▸ 元の文章

**********

所在不明の「伊藤若冲」が83年ぶりに現れた深い事情
国の重要美術品に認定されていながら、83年間、所在不明の名画があった。
江戸時代中期の作品「孔雀鳳凰(くじゃくほうおう)図」。筆を揮ったのは伊藤若冲で、海外でも人気が高い画家である。
「大正15年の美術雑誌『國華』に写真で紹介されて以降、公に展示された記録はありません」(文化部記者)
昨年、東京都内で見つかり、若冲研究の第一人者である辻惟雄東大名誉教授と、所蔵先に決まった岡田美術館(神奈川県箱根町)の小林忠館長が真筆と鑑定したのだ。
「若冲の代表作『動植綵絵(さいえ)』が描かれる直前の花鳥画は今までなかった。初期から代表作への過程を知る上で貴重な作品です」(小林館長)
200年以上前の作品だが、保存状態は驚くほど良好だと小林館長が続ける。
「長期保存の際につく染みが僅かにありましたが、華やかな色彩は失われていない。所在が分からなくなる前に持っていたのは広島藩浅野家侯爵ですが、京都で若冲が描いた絵が、広島、東京と移り現代に蘇った。ややもすれば震災、戦災、原爆の被害に遭って失われていたかもしれないだけに、大事に保管されてきたことがよく分かります」

**********

データ集から集めたアイテム:
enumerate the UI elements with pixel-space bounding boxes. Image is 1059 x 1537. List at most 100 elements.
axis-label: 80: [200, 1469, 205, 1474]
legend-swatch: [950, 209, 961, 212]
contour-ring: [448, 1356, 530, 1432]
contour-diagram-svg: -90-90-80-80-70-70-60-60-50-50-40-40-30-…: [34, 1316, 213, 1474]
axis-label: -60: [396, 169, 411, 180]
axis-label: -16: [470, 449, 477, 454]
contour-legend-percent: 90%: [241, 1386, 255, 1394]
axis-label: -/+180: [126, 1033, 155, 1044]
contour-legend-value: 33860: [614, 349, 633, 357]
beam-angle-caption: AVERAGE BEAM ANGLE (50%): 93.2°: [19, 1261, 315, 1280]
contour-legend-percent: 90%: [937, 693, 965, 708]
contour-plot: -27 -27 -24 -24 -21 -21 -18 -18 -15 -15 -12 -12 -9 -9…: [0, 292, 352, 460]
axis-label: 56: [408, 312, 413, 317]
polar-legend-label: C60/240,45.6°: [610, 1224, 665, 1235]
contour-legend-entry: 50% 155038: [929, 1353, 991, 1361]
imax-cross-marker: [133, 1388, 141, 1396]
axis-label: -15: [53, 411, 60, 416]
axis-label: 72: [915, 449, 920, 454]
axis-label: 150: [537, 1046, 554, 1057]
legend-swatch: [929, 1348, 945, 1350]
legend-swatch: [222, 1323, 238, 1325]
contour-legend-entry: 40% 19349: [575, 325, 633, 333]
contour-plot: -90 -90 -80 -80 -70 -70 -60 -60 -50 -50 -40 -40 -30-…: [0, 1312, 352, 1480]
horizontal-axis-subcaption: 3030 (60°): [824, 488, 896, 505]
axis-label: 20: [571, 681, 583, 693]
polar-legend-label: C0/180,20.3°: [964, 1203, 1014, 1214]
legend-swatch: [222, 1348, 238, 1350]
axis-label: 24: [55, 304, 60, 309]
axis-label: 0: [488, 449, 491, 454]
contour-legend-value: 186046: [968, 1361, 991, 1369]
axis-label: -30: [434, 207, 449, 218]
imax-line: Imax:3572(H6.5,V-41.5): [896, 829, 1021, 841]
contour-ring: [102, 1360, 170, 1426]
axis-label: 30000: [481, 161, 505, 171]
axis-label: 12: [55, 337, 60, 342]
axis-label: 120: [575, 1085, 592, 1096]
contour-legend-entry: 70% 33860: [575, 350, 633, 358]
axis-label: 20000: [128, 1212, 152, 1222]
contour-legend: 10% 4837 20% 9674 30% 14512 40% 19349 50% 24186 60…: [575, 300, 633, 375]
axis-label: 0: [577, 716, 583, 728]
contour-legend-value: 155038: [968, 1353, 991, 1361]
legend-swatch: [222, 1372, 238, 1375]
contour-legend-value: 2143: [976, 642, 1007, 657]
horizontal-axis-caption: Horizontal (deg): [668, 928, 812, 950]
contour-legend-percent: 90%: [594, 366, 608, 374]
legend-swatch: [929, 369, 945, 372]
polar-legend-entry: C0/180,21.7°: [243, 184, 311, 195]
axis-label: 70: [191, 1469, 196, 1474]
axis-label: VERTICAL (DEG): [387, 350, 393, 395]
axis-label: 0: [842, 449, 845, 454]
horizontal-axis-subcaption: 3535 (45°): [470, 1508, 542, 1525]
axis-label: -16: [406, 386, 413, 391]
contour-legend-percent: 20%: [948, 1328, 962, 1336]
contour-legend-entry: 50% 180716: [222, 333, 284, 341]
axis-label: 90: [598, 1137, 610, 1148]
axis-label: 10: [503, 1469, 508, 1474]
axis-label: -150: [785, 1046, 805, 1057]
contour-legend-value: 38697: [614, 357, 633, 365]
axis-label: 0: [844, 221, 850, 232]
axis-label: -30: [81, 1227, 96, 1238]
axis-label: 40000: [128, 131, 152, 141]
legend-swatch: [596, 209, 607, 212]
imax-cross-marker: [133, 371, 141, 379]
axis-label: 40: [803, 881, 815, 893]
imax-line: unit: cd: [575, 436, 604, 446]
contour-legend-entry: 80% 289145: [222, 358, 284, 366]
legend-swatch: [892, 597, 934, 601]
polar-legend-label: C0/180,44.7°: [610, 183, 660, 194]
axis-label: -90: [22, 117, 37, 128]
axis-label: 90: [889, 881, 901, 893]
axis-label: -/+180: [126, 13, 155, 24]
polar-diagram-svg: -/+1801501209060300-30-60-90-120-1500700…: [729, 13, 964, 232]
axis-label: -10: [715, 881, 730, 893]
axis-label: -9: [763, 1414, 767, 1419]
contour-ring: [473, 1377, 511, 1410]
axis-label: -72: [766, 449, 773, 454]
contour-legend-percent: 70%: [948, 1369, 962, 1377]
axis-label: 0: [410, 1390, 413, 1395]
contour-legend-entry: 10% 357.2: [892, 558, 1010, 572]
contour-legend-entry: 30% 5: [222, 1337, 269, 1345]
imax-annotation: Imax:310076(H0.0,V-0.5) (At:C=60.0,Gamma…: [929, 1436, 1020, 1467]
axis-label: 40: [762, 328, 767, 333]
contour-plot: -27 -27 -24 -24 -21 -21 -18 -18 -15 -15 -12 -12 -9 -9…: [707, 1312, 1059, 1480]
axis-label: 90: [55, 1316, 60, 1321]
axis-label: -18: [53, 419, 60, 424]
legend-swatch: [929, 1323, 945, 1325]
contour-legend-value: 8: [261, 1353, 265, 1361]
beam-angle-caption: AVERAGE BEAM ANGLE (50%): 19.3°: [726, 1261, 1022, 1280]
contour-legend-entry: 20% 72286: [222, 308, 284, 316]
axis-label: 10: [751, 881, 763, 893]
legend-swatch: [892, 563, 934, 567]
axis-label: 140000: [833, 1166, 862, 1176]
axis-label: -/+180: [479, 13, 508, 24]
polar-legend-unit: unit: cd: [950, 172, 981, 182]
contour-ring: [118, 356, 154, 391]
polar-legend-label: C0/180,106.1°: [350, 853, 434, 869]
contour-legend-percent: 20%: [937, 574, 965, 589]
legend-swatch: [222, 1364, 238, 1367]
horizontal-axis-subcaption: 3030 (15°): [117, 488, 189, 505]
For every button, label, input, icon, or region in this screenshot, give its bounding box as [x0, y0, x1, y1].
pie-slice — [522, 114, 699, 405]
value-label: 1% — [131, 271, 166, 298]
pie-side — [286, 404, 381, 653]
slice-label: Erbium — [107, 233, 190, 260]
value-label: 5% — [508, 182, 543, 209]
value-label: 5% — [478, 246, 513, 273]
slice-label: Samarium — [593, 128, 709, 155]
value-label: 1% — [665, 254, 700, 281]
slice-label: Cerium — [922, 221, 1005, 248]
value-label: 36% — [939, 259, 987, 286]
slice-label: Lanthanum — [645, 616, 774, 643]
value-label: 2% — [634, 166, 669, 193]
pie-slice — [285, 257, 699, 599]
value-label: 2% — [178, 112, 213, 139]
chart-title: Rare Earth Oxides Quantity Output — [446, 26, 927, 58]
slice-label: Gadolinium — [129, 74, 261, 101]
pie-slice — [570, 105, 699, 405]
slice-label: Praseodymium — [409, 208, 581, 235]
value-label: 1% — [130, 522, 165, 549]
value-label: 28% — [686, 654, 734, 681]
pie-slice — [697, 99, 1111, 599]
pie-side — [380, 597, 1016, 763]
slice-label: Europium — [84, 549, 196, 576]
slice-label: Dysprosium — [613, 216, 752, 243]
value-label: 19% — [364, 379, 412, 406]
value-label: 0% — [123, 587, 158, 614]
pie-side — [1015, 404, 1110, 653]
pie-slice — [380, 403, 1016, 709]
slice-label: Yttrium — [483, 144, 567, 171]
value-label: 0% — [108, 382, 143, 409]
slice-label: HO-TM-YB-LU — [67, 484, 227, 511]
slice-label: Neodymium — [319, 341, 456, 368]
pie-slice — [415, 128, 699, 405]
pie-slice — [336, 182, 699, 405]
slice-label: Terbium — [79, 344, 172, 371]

**********

▸ 課題 1
若冲の記事によると、「孔雀鳳凰図」の所蔵先に決まったのはどこの美術館ですか。
▸ 課題 2
若冲の記事を、最後の文のあとから書き続けてください。

▸ 回答 1
神奈川県箱根町の岡田美術館です。

▸ 回答 2
よほどの価値を分かってのことだろうが、いったい誰が所有していたのか。
「残念ながら、詳しいことは聞かされていません」
と小林館長は口を濁すが、この世界ならではの事情があると先の記者が言う。
「戦後の税制改正で美術的価値が認められるモノには相続税がかかるようになり、収集家は名前が公に出ることを嫌う。そのため、貴重な作品は秘匿され、世に出る機会が減っています」
晴れて陽の目を見ることになった若冲の逸品は、4月開催の東京都美術館「生誕300年記念 若冲展」と、9月の岡田美術館の特別展で公開予定だが、小林館長はこんな夢も披露する。
「若冲には写真でしか見られない作品がまだ2つある。もうこの世にないのかもしれませんが、受け身ではいけないと思っています。望みが強ければ作品が現れてくる。そう信じています」
宝探しは続く――。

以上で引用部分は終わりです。